** Task goal **
Repeat the entire listing exactly.

** Data lines **
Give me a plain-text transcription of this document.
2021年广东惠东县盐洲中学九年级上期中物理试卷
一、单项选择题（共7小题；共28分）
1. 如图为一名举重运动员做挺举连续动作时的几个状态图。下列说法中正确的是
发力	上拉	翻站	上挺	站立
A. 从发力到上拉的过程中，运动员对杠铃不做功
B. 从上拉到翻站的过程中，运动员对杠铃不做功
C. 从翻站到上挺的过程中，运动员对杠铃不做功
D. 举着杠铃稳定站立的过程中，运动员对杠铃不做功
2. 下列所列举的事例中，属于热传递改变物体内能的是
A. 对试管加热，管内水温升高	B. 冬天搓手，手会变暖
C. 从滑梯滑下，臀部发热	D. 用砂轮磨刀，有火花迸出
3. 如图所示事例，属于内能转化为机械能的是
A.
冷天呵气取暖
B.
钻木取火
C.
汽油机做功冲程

** Answer to this task **
Give me a plain-text transcription of this document.
2021年广东惠东县盐洲中学九年级上期中物理试卷
一、单项选择题（共7小题；共28分）
1. 如图为一名举重运动员做挺举连续动作时的几个状态图。下列说法中正确的是
发力	上拉	翻站	上挺	站立
A. 从发力到上拉的过程中，运动员对杠铃不做功
B. 从上拉到翻站的过程中，运动员对杠铃不做功
C. 从翻站到上挺的过程中，运动员对杠铃不做功
D. 举着杠铃稳定站立的过程中，运动员对杠铃不做功
2. 下列所列举的事例中，属于热传递改变物体内能的是
A. 对试管加热，管内水温升高	B. 冬天搓手，手会变暖
C. 从滑梯滑下，臀部发热	D. 用砂轮磨刀，有火花迸出
3. 如图所示事例，属于内能转化为机械能的是
A.
冷天呵气取暖
B.
钻木取火
C.
汽油机做功冲程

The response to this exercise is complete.